__GIVEN REQUEST__. Scan the material for the word "Vishakhapatnam", and copy each line where it shows up.

......

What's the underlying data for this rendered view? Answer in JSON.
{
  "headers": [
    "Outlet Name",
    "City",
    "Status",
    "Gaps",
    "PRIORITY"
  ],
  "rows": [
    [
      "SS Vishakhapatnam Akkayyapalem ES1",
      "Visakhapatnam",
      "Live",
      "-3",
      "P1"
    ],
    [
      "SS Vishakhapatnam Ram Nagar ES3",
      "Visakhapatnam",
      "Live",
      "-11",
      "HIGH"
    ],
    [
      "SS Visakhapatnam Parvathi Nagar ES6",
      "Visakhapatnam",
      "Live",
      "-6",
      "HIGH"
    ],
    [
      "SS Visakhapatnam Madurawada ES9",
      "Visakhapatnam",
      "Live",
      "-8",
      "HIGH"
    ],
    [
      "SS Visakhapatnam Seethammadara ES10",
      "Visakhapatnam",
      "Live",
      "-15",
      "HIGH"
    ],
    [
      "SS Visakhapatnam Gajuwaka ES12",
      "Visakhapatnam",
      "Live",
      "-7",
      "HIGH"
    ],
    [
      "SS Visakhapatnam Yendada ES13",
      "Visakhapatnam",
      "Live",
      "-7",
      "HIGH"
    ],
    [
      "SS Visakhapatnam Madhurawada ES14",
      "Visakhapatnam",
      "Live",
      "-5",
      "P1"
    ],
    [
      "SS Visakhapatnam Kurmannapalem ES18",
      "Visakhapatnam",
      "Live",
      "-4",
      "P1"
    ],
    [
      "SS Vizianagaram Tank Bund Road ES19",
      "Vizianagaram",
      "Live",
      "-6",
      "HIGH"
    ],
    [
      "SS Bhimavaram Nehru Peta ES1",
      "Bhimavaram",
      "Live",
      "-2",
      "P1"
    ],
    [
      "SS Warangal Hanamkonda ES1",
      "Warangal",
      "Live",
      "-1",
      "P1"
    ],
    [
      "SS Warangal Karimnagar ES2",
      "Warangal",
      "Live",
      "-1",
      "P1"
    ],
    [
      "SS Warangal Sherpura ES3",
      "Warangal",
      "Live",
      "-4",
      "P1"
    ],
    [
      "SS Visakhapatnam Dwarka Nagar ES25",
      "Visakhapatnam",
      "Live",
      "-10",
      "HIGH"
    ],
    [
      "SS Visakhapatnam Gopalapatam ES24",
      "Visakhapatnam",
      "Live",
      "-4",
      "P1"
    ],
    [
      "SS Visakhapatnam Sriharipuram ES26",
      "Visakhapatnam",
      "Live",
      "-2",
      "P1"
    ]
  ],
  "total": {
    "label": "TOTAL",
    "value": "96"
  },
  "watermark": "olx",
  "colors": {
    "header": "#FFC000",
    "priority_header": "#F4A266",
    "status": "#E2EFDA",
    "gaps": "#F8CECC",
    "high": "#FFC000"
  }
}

......

__RESULT OF THE TASK__.
      "SS Vishakhapatnam Akkayyapalem ES1",
      "SS Vishakhapatnam Ram Nagar ES3",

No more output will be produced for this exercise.